Your goal → Please repeat all of the listing exactly.
--------------------
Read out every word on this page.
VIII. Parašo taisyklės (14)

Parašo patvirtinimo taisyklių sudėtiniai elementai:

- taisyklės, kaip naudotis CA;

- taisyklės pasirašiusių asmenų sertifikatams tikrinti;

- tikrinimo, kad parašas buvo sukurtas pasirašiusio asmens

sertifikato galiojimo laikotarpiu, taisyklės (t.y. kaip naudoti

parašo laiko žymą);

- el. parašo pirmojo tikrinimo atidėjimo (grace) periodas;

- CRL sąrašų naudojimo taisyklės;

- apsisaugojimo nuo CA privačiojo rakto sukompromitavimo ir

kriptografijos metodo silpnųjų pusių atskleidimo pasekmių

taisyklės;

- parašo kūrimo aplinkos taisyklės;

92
--------------------
Correct response →
Read out every word on this page.
VIII. Parašo taisyklės (14)

Parašo patvirtinimo taisyklių sudėtiniai elementai:

- taisyklės, kaip naudotis CA;

- taisyklės pasirašiusių asmenų sertifikatams tikrinti;

- tikrinimo, kad parašas buvo sukurtas pasirašiusio asmens

sertifikato galiojimo laikotarpiu, taisyklės (t.y. kaip naudoti

parašo laiko žymą);

- el. parašo pirmojo tikrinimo atidėjimo (grace) periodas;

- CRL sąrašų naudojimo taisyklės;

- apsisaugojimo nuo CA privačiojo rakto sukompromitavimo ir

kriptografijos metodo silpnųjų pusių atskleidimo pasekmių

taisyklės;

- parašo kūrimo aplinkos taisyklės;

92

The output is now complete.